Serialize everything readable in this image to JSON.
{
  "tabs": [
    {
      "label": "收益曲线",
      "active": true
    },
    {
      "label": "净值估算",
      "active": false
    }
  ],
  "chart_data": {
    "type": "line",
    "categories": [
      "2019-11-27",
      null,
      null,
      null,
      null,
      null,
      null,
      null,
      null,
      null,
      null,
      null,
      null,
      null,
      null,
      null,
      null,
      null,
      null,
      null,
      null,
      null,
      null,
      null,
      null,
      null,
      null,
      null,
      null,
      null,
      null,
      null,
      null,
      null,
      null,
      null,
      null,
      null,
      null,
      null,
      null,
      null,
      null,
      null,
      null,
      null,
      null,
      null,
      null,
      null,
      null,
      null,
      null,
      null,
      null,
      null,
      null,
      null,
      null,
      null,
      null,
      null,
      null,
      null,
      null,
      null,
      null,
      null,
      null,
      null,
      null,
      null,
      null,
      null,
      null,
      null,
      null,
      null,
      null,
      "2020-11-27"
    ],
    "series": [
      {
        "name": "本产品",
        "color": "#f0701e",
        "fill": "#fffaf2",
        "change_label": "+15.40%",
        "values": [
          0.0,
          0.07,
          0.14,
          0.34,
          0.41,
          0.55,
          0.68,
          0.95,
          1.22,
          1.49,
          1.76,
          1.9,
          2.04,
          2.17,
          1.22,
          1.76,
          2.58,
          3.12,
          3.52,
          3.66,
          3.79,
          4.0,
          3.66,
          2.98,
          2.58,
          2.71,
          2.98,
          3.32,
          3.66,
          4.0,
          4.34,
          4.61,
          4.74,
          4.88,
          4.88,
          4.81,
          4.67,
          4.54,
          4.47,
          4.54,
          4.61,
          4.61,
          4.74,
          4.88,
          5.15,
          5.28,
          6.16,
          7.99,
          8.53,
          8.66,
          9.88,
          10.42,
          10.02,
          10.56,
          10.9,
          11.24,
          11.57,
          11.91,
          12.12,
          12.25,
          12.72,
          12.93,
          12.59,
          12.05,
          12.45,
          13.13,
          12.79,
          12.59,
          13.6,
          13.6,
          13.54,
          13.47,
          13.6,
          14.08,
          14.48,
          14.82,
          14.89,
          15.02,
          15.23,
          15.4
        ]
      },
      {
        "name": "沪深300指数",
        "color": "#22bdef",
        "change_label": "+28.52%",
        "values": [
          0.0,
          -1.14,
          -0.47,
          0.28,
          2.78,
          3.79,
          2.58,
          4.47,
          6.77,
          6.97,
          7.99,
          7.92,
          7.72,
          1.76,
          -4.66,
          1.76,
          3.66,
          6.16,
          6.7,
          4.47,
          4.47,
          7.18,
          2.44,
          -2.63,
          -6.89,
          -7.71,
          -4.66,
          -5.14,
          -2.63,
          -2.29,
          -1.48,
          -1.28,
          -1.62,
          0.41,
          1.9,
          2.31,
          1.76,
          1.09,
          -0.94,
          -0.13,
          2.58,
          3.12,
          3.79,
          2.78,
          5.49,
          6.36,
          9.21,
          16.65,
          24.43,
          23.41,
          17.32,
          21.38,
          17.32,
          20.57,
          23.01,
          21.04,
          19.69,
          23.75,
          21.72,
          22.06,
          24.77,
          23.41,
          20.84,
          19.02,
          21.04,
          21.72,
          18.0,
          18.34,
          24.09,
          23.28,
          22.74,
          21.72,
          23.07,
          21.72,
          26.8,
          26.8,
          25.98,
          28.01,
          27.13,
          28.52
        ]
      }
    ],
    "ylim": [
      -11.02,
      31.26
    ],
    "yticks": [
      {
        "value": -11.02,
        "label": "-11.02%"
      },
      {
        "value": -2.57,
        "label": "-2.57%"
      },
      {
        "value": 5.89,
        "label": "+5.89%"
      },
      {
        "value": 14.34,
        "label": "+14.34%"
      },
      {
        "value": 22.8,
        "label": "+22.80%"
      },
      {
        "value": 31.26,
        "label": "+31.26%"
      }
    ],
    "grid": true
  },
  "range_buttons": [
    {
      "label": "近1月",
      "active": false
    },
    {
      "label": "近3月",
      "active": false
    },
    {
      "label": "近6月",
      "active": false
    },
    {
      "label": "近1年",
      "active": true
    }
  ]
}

┄┄┄┄┄┄┄┄┄┄

STATED PROBLEM: Exactly as shown, repeat every record.

ANSWER TO THIS TASK:
Serialize everything readable in this image to JSON.
{
  "tabs": [
    {
      "label": "收益曲线",
      "active": true
    },
    {
      "label": "净值估算",
      "active": false
    }
  ],
  "chart_data": {
    "type": "line",
    "categories": [
      "2019-11-27",
      null,
      null,
      null,
      null,
      null,
      null,
      null,
      null,
      null,
      null,
      null,
      null,
      null,
      null,
      null,
      null,
      null,
      null,
      null,
      null,
      null,
      null,
      null,
      null,
      null,
      null,
      null,
      null,
      null,
      null,
      null,
      null,
      null,
      null,
      null,
      null,
      null,
      null,
      null,
      null,
      null,
      null,
      null,
      null,
      null,
      null,
      null,
      null,
      null,
      null,
      null,
      null,
      null,
      null,
      null,
      null,
      null,
      null,
      null,
      null,
      null,
      null,
      null,
      null,
      null,
      null,
      null,
      null,
      null,
      null,
      null,
      null,
      null,
      null,
      null,
      null,
      null,
      null,
      "2020-11-27"
    ],
    "series": [
      {
        "name": "本产品",
        "color": "#f0701e",
        "fill": "#fffaf2",
        "change_label": "+15.40%",
        "values": [
          0.0,
          0.07,
          0.14,
          0.34,
          0.41,
          0.55,
          0.68,
          0.95,
          1.22,
          1.49,
          1.76,
          1.9,
          2.04,
          2.17,
          1.22,
          1.76,
          2.58,
          3.12,
          3.52,
          3.66,
          3.79,
          4.0,
          3.66,
          2.98,
          2.58,
          2.71,
          2.98,
          3.32,
          3.66,
          4.0,
          4.34,
          4.61,
          4.74,
          4.88,
          4.88,
          4.81,
          4.67,
          4.54,
          4.47,
          4.54,
          4.61,
          4.61,
          4.74,
          4.88,
          5.15,
          5.28,
          6.16,
          7.99,
          8.53,
          8.66,
          9.88,
          10.42,
          10.02,
          10.56,
          10.9,
          11.24,
          11.57,
          11.91,
          12.12,
          12.25,
          12.72,
          12.93,
          12.59,
          12.05,
          12.45,
          13.13,
          12.79,
          12.59,
          13.6,
          13.6,
          13.54,
          13.47,
          13.6,
          14.08,
          14.48,
          14.82,
          14.89,
          15.02,
          15.23,
          15.4
        ]
      },
      {
        "name": "沪深300指数",
        "color": "#22bdef",
        "change_label": "+28.52%",
        "values": [
          0.0,
          -1.14,
          -0.47,
          0.28,
          2.78,
          3.79,
          2.58,
          4.47,
          6.77,
          6.97,
          7.99,
          7.92,
          7.72,
          1.76,
          -4.66,
          1.76,
          3.66,
          6.16,
          6.7,
          4.47,
          4.47,
          7.18,
          2.44,
          -2.63,
          -6.89,
          -7.71,
          -4.66,
          -5.14,
          -2.63,
          -2.29,
          -1.48,
          -1.28,
          -1.62,
          0.41,
          1.9,
          2.31,
          1.76,
          1.09,
          -0.94,
          -0.13,
          2.58,
          3.12,
          3.79,
          2.78,
          5.49,
          6.36,
          9.21,
          16.65,
          24.43,
          23.41,
          17.32,
          21.38,
          17.32,
          20.57,
          23.01,
          21.04,
          19.69,
          23.75,
          21.72,
          22.06,
          24.77,
          23.41,
          20.84,
          19.02,
          21.04,
          21.72,
          18.0,
          18.34,
          24.09,
          23.28,
          22.74,
          21.72,
          23.07,
          21.72,
          26.8,
          26.8,
          25.98,
          28.01,
          27.13,
          28.52
        ]
      }
    ],
    "ylim": [
      -11.02,
      31.26
    ],
    "yticks": [
      {
        "value": -11.02,
        "label": "-11.02%"
      },
      {
        "value": -2.57,
        "label": "-2.57%"
      },
      {
        "value": 5.89,
        "label": "+5.89%"
      },
      {
        "value": 14.34,
        "label": "+14.34%"
      },
      {
        "value": 22.8,
        "label": "+22.80%"
      },
      {
        "value": 31.26,
        "label": "+31.26%"
      }
    ],
    "grid": true
  },
  "range_buttons": [
    {
      "label": "近1月",
      "active": false
    },
    {
      "label": "近3月",
      "active": false
    },
    {
      "label": "近6月",
      "active": false
    },
    {
      "label": "近1年",
      "active": true
    }
  ]
}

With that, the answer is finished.